--- Begin Exercise input ---

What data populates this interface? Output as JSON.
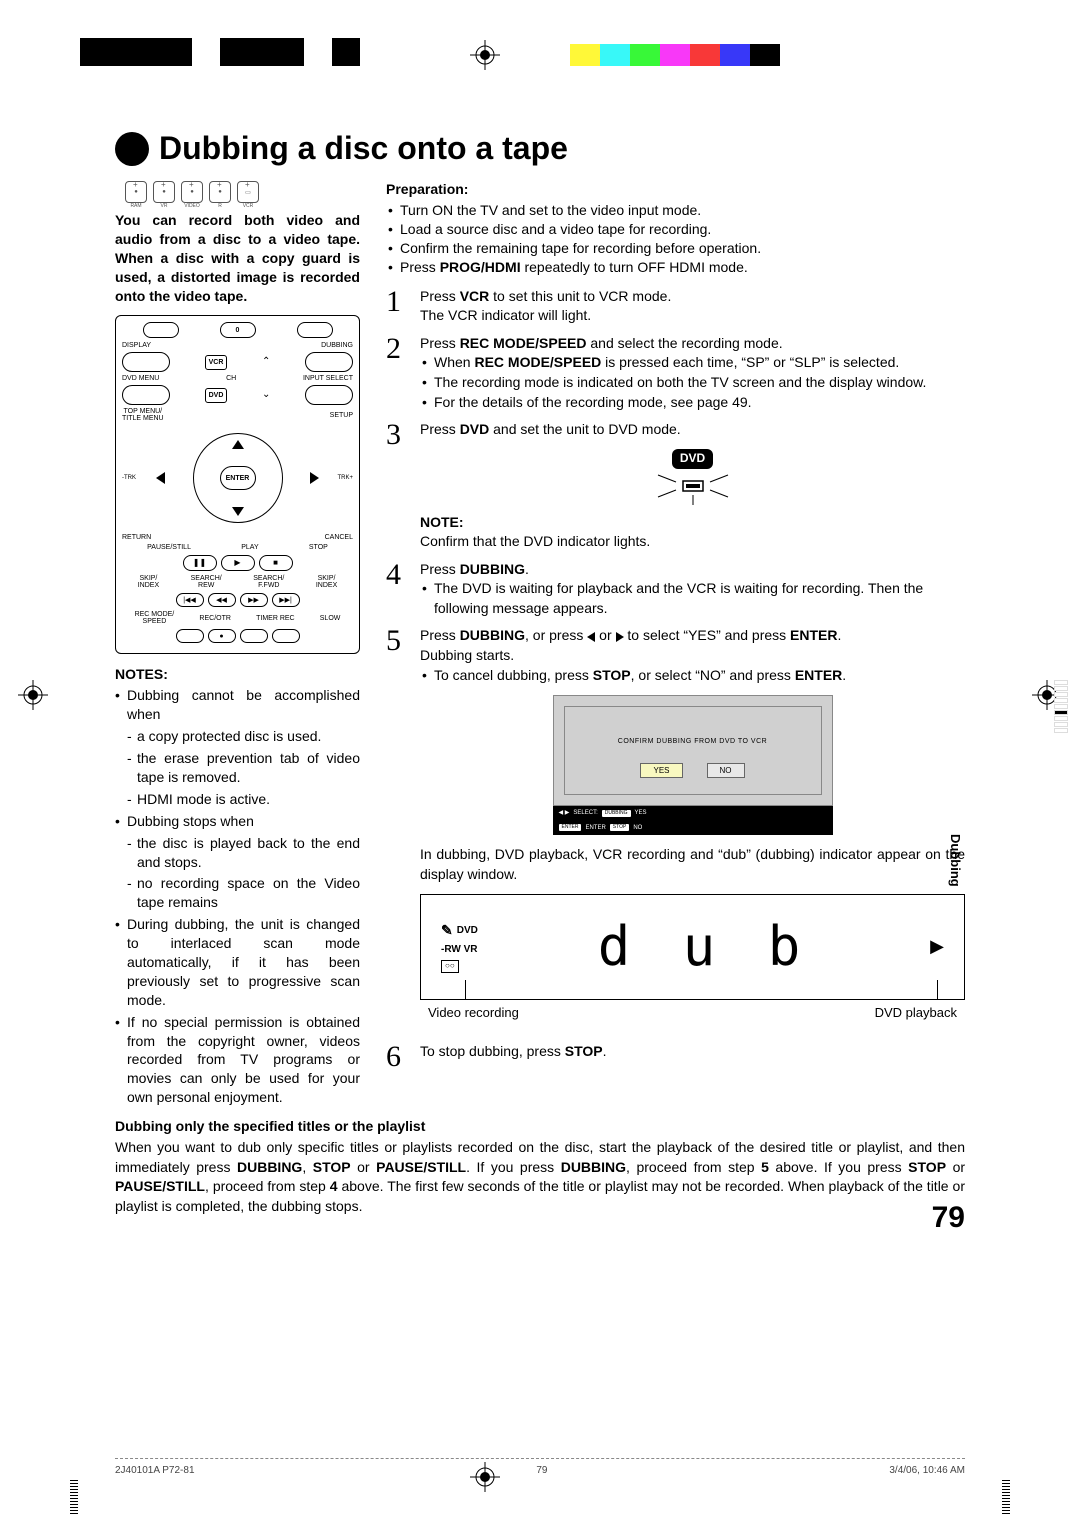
{
  "colorbar": [
    "#ffffff",
    "#fff838",
    "#38f8f8",
    "#38f838",
    "#f838f8",
    "#f83838",
    "#3838f8",
    "#000000"
  ],
  "title": "Dubbing a disc onto a tape",
  "disc_labels": [
    "RAM",
    "VR",
    "VIDEO",
    "R",
    "VCR"
  ],
  "intro": "You can record both video and audio from a disc to a video tape. When a disc with a copy guard is used, a distorted image is recorded onto the video tape.",
  "remote": {
    "top_center": "0",
    "row1_left": "DISPLAY",
    "row1_right": "DUBBING",
    "vcr": "VCR",
    "ch": "CH",
    "row2_left": "DVD MENU",
    "row2_right": "INPUT SELECT",
    "dvd": "DVD",
    "row3_left": "TOP MENU/\nTITLE MENU",
    "row3_right": "SETUP",
    "trk_minus": "-TRK",
    "enter": "ENTER",
    "trk_plus": "TRK+",
    "return": "RETURN",
    "cancel": "CANCEL",
    "pause": "PAUSE/STILL",
    "play": "PLAY",
    "stop": "STOP",
    "t_row1": [
      "SKIP/\nINDEX",
      "SEARCH/\nREW",
      "SEARCH/\nF.FWD",
      "SKIP/\nINDEX"
    ],
    "t_row2": [
      "REC MODE/\nSPEED",
      "REC/OTR",
      "TIMER REC",
      "SLOW"
    ]
  },
  "notes_head": "NOTES:",
  "notes": {
    "n1": "Dubbing cannot be accomplished when",
    "n1a": "a copy protected disc is used.",
    "n1b": "the erase prevention tab of video tape is removed.",
    "n1c": "HDMI mode is active.",
    "n2": "Dubbing stops when",
    "n2a": "the disc is played back to the end and stops.",
    "n2b": "no recording space on the Video tape remains",
    "n3": "During dubbing, the unit is changed to interlaced scan mode automatically, if it has been previously set to progressive scan mode.",
    "n4": "If no special permission is obtained from the copyright owner, videos recorded from TV programs or movies can only be used for your own personal enjoyment."
  },
  "prep_head": "Preparation:",
  "prep": {
    "p1": "Turn ON the TV and set to the video input mode.",
    "p2": "Load a source disc and a video tape for recording.",
    "p3": "Confirm the remaining tape for recording before operation.",
    "p4_a": "Press ",
    "p4_b": "PROG/HDMI",
    "p4_c": " repeatedly to turn OFF HDMI mode."
  },
  "steps": {
    "s1a": "Press ",
    "s1b": "VCR",
    "s1c": " to set this unit to VCR mode.",
    "s1d": "The VCR indicator will light.",
    "s2a": "Press ",
    "s2b": "REC MODE/SPEED",
    "s2c": " and select the recording mode.",
    "s2l1a": "When ",
    "s2l1b": "REC MODE/SPEED",
    "s2l1c": " is pressed each time, “SP” or “SLP” is selected.",
    "s2l2": "The recording mode is indicated on both the TV screen and the display window.",
    "s2l3": "For the details of the recording mode, see page 49.",
    "s3a": "Press ",
    "s3b": "DVD",
    "s3c": " and set the unit to DVD mode.",
    "note_head": "NOTE:",
    "note_text": "Confirm that the DVD indicator lights.",
    "s4a": "Press ",
    "s4b": "DUBBING",
    "s4c": ".",
    "s4l1": "The DVD is waiting for playback and the VCR is waiting for recording. Then the following message appears.",
    "s5a": "Press ",
    "s5b": "DUBBING",
    "s5c": ", or press ",
    "s5d": " or ",
    "s5e": " to select “YES” and press ",
    "s5f": "ENTER",
    "s5g": ".",
    "s5l1": "Dubbing starts.",
    "s5l2a": "To cancel dubbing, press ",
    "s5l2b": "STOP",
    "s5l2c": ", or select “NO” and press ",
    "s5l2d": "ENTER",
    "s5l2e": ".",
    "s6a": "To stop dubbing, press ",
    "s6b": "STOP",
    "s6c": "."
  },
  "dvd_badge": "DVD",
  "osd": {
    "msg": "CONFIRM DUBBING FROM DVD TO VCR",
    "yes": "YES",
    "no": "NO",
    "bar_select": "SELECT:",
    "bar_dubbing": "DUBBING",
    "bar_yes": "YES",
    "bar_enter": "ENTER",
    "bar_enter2": "ENTER",
    "bar_stop": "STOP",
    "bar_no": "NO"
  },
  "after_osd": "In dubbing, DVD playback, VCR recording and “dub” (dubbing) indicator appear on the display window.",
  "display": {
    "dvd": "DVD",
    "rw": "-RW VR",
    "dub": "d u b"
  },
  "dp_label_left": "Video recording",
  "dp_label_right": "DVD playback",
  "side_tab": "Dubbing",
  "bottom_head": "Dubbing only the specified titles or the playlist",
  "bottom": {
    "t1": "When you want to dub only specific titles or playlists recorded on the disc, start the playback of the desired title or playlist, and then immediately press ",
    "t2": "DUBBING",
    "t3": ", ",
    "t4": "STOP",
    "t5": " or ",
    "t6": "PAUSE/STILL",
    "t7": ". If you press ",
    "t8": "DUBBING",
    "t9": ", proceed from step ",
    "t10": "5",
    "t11": " above. If you press ",
    "t12": "STOP",
    "t13": " or ",
    "t14": "PAUSE/STILL",
    "t15": ", proceed from step ",
    "t16": "4",
    "t17": " above. The first few seconds of the title or playlist may not be recorded. When playback of the title or playlist is completed, the dubbing stops."
  },
  "page_num": "79",
  "footer_left": "2J40101A P72-81",
  "footer_mid": "79",
  "footer_right": "3/4/06, 10:46 AM"
}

--- End Exercise input ---

*Do this*. Show every line from the entries above in which the word "only" appears.

*Full answer*.
    "n4": "If no special permission is obtained from the copyright owner, videos recorded from TV programs or movies can only be used for your own personal enjoyment."
  "bottom_head": "Dubbing only the specified titles or the playlist",
    "t1": "When you want to dub only specific titles or playlists recorded on the disc, start the playback of the desired title or playlist, and then immediately press ",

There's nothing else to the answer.